Data records:
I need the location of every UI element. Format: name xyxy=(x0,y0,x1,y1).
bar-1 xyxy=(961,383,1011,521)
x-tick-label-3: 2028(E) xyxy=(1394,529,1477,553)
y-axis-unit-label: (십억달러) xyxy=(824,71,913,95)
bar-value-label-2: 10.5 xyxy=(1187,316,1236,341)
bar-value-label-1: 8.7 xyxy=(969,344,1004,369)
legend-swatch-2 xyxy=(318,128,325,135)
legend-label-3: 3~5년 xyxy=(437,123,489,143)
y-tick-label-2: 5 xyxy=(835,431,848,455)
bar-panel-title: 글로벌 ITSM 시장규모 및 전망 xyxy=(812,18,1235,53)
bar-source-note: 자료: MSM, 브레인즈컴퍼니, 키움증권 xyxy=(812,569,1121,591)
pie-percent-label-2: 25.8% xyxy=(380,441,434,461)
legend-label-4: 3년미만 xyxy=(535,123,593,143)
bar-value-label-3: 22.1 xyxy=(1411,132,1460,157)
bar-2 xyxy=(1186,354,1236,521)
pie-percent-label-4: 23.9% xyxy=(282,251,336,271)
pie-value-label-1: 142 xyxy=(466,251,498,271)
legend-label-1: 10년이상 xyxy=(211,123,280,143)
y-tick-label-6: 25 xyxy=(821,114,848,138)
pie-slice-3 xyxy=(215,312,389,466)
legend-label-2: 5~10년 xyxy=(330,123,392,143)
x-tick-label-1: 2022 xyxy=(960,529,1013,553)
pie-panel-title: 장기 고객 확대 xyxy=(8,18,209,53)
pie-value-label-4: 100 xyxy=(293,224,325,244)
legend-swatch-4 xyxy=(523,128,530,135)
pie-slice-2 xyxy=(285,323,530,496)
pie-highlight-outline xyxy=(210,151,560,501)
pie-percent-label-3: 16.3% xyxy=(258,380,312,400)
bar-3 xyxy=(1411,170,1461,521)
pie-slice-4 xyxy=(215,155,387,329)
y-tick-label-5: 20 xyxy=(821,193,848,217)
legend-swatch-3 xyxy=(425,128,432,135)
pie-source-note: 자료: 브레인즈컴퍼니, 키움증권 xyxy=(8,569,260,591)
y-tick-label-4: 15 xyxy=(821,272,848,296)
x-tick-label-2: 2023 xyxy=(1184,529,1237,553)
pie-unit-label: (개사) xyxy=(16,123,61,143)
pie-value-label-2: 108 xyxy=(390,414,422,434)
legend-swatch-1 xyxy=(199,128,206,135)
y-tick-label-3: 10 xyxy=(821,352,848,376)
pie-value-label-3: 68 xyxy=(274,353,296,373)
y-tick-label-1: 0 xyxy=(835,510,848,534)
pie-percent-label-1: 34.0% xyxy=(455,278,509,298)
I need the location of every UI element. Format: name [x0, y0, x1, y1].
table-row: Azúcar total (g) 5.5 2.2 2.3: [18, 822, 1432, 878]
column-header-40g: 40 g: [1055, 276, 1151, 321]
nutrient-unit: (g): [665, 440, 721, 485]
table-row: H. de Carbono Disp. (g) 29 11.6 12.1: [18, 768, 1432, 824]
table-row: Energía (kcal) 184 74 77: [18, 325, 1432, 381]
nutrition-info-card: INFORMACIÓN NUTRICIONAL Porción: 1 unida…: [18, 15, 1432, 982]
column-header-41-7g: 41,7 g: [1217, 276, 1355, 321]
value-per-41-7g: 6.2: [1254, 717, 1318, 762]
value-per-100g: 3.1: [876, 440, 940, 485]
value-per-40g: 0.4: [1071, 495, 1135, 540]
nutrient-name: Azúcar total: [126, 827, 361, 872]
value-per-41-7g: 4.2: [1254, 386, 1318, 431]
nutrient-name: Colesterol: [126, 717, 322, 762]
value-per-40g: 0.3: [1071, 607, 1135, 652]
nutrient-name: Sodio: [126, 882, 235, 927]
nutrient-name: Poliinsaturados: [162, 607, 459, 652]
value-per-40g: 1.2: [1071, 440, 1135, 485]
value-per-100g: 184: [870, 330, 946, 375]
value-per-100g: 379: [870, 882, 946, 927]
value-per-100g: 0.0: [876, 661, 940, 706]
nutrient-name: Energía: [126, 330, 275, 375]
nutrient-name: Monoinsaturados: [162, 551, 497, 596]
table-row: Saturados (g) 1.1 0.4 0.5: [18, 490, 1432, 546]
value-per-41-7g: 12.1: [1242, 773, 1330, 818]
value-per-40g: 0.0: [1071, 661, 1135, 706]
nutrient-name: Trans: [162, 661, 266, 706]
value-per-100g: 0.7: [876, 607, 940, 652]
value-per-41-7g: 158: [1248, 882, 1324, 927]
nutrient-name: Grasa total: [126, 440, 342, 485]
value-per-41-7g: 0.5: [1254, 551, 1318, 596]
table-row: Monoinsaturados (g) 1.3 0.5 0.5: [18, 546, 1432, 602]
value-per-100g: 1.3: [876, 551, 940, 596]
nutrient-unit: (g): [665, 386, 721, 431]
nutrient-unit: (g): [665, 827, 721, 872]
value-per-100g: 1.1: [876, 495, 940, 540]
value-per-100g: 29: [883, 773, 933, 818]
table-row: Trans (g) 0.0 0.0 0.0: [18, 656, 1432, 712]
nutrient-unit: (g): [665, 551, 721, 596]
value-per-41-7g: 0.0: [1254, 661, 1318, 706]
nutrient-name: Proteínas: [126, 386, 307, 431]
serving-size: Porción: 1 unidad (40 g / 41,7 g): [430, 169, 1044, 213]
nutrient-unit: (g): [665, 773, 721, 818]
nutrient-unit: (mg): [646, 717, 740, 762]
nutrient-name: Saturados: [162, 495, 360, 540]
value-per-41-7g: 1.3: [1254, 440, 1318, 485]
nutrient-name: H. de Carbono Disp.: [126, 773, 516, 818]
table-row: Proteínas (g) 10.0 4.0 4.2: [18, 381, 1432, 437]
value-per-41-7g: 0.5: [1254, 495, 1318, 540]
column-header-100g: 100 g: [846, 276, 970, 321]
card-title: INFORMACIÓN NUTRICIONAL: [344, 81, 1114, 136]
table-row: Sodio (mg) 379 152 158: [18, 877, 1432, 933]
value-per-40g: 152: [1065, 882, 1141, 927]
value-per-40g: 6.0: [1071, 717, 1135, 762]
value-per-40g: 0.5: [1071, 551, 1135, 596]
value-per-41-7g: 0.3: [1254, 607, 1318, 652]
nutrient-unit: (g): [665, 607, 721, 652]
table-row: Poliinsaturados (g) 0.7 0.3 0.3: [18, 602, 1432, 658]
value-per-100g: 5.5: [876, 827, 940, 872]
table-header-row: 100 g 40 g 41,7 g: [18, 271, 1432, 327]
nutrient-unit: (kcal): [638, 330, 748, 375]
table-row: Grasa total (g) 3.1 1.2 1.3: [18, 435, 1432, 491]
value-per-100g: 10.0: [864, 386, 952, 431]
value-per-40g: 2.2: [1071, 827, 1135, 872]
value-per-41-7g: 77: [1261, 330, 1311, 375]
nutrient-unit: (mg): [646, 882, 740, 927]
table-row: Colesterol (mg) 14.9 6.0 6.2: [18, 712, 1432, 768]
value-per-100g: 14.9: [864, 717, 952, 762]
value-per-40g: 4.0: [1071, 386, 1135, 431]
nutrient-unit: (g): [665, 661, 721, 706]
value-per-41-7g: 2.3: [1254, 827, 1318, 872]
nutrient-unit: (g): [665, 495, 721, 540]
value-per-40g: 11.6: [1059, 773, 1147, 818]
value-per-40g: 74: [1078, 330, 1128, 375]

## Request
Reproduce every line of the items above word for word, from the first line to the last.

## Written response
I need the location of every UI element. Format: name xyxy=(x0,y0,x1,y1).
bar-1 xyxy=(961,383,1011,521)
x-tick-label-3: 2028(E) xyxy=(1394,529,1477,553)
y-axis-unit-label: (십억달러) xyxy=(824,71,913,95)
bar-value-label-2: 10.5 xyxy=(1187,316,1236,341)
bar-value-label-1: 8.7 xyxy=(969,344,1004,369)
legend-swatch-2 xyxy=(318,128,325,135)
legend-label-3: 3~5년 xyxy=(437,123,489,143)
y-tick-label-2: 5 xyxy=(835,431,848,455)
bar-panel-title: 글로벌 ITSM 시장규모 및 전망 xyxy=(812,18,1235,53)
bar-source-note: 자료: MSM, 브레인즈컴퍼니, 키움증권 xyxy=(812,569,1121,591)
pie-percent-label-2: 25.8% xyxy=(380,441,434,461)
legend-label-4: 3년미만 xyxy=(535,123,593,143)
bar-value-label-3: 22.1 xyxy=(1411,132,1460,157)
bar-2 xyxy=(1186,354,1236,521)
pie-percent-label-4: 23.9% xyxy=(282,251,336,271)
pie-value-label-1: 142 xyxy=(466,251,498,271)
legend-label-1: 10년이상 xyxy=(211,123,280,143)
y-tick-label-6: 25 xyxy=(821,114,848,138)
pie-slice-3 xyxy=(215,312,389,466)
legend-label-2: 5~10년 xyxy=(330,123,392,143)
x-tick-label-1: 2022 xyxy=(960,529,1013,553)
pie-panel-title: 장기 고객 확대 xyxy=(8,18,209,53)
pie-value-label-4: 100 xyxy=(293,224,325,244)
legend-swatch-4 xyxy=(523,128,530,135)
pie-slice-2 xyxy=(285,323,530,496)
pie-highlight-outline xyxy=(210,151,560,501)
pie-percent-label-3: 16.3% xyxy=(258,380,312,400)
bar-3 xyxy=(1411,170,1461,521)
pie-slice-4 xyxy=(215,155,387,329)
y-tick-label-5: 20 xyxy=(821,193,848,217)
legend-swatch-3 xyxy=(425,128,432,135)
pie-source-note: 자료: 브레인즈컴퍼니, 키움증권 xyxy=(8,569,260,591)
y-tick-label-4: 15 xyxy=(821,272,848,296)
x-tick-label-2: 2023 xyxy=(1184,529,1237,553)
pie-unit-label: (개사) xyxy=(16,123,61,143)
pie-value-label-2: 108 xyxy=(390,414,422,434)
legend-swatch-1 xyxy=(199,128,206,135)
y-tick-label-3: 10 xyxy=(821,352,848,376)
pie-value-label-3: 68 xyxy=(274,353,296,373)
y-tick-label-1: 0 xyxy=(835,510,848,534)
pie-percent-label-1: 34.0% xyxy=(455,278,509,298)
I need the location of every UI element. Format: name [x0, y0, x1, y1].
table-row: Azúcar total (g) 5.5 2.2 2.3: [18, 822, 1432, 878]
column-header-40g: 40 g: [1055, 276, 1151, 321]
nutrient-unit: (g): [665, 440, 721, 485]
table-row: H. de Carbono Disp. (g) 29 11.6 12.1: [18, 768, 1432, 824]
table-row: Energía (kcal) 184 74 77: [18, 325, 1432, 381]
nutrition-info-card: INFORMACIÓN NUTRICIONAL Porción: 1 unida…: [18, 15, 1432, 982]
column-header-41-7g: 41,7 g: [1217, 276, 1355, 321]
value-per-41-7g: 6.2: [1254, 717, 1318, 762]
value-per-100g: 3.1: [876, 440, 940, 485]
value-per-40g: 0.4: [1071, 495, 1135, 540]
nutrient-name: Azúcar total: [126, 827, 361, 872]
value-per-41-7g: 4.2: [1254, 386, 1318, 431]
nutrient-name: Colesterol: [126, 717, 322, 762]
value-per-40g: 0.3: [1071, 607, 1135, 652]
nutrient-name: Sodio: [126, 882, 235, 927]
nutrient-name: Poliinsaturados: [162, 607, 459, 652]
value-per-40g: 1.2: [1071, 440, 1135, 485]
value-per-100g: 184: [870, 330, 946, 375]
value-per-100g: 379: [870, 882, 946, 927]
value-per-100g: 0.0: [876, 661, 940, 706]
nutrient-name: Energía: [126, 330, 275, 375]
nutrient-name: Monoinsaturados: [162, 551, 497, 596]
table-row: Saturados (g) 1.1 0.4 0.5: [18, 490, 1432, 546]
value-per-41-7g: 12.1: [1242, 773, 1330, 818]
value-per-40g: 0.0: [1071, 661, 1135, 706]
nutrient-name: Trans: [162, 661, 266, 706]
value-per-100g: 0.7: [876, 607, 940, 652]
value-per-41-7g: 158: [1248, 882, 1324, 927]
nutrient-name: Grasa total: [126, 440, 342, 485]
value-per-41-7g: 0.5: [1254, 551, 1318, 596]
table-row: Monoinsaturados (g) 1.3 0.5 0.5: [18, 546, 1432, 602]
value-per-100g: 1.3: [876, 551, 940, 596]
nutrient-unit: (g): [665, 386, 721, 431]
nutrient-unit: (g): [665, 827, 721, 872]
value-per-100g: 1.1: [876, 495, 940, 540]
value-per-100g: 29: [883, 773, 933, 818]
table-row: Trans (g) 0.0 0.0 0.0: [18, 656, 1432, 712]
nutrient-unit: (g): [665, 551, 721, 596]
value-per-41-7g: 0.0: [1254, 661, 1318, 706]
nutrient-name: Proteínas: [126, 386, 307, 431]
serving-size: Porción: 1 unidad (40 g / 41,7 g): [430, 169, 1044, 213]
nutrient-unit: (g): [665, 773, 721, 818]
nutrient-unit: (mg): [646, 717, 740, 762]
nutrient-name: Saturados: [162, 495, 360, 540]
value-per-41-7g: 1.3: [1254, 440, 1318, 485]
nutrient-name: H. de Carbono Disp.: [126, 773, 516, 818]
table-row: Proteínas (g) 10.0 4.0 4.2: [18, 381, 1432, 437]
value-per-41-7g: 0.5: [1254, 495, 1318, 540]
column-header-100g: 100 g: [846, 276, 970, 321]
card-title: INFORMACIÓN NUTRICIONAL: [344, 81, 1114, 136]
table-row: Sodio (mg) 379 152 158: [18, 877, 1432, 933]
value-per-40g: 152: [1065, 882, 1141, 927]
value-per-40g: 6.0: [1071, 717, 1135, 762]
value-per-40g: 0.5: [1071, 551, 1135, 596]
value-per-41-7g: 0.3: [1254, 607, 1318, 652]
nutrient-unit: (g): [665, 607, 721, 652]
table-row: Poliinsaturados (g) 0.7 0.3 0.3: [18, 602, 1432, 658]
value-per-100g: 5.5: [876, 827, 940, 872]
table-header-row: 100 g 40 g 41,7 g: [18, 271, 1432, 327]
nutrient-unit: (kcal): [638, 330, 748, 375]
table-row: Grasa total (g) 3.1 1.2 1.3: [18, 435, 1432, 491]
value-per-100g: 10.0: [864, 386, 952, 431]
value-per-40g: 2.2: [1071, 827, 1135, 872]
value-per-41-7g: 77: [1261, 330, 1311, 375]
nutrient-unit: (mg): [646, 882, 740, 927]
table-row: Colesterol (mg) 14.9 6.0 6.2: [18, 712, 1432, 768]
value-per-100g: 14.9: [864, 717, 952, 762]
value-per-40g: 4.0: [1071, 386, 1135, 431]
nutrient-unit: (g): [665, 661, 721, 706]
value-per-41-7g: 2.3: [1254, 827, 1318, 872]
nutrient-unit: (g): [665, 495, 721, 540]
value-per-40g: 11.6: [1059, 773, 1147, 818]
value-per-40g: 74: [1078, 330, 1128, 375]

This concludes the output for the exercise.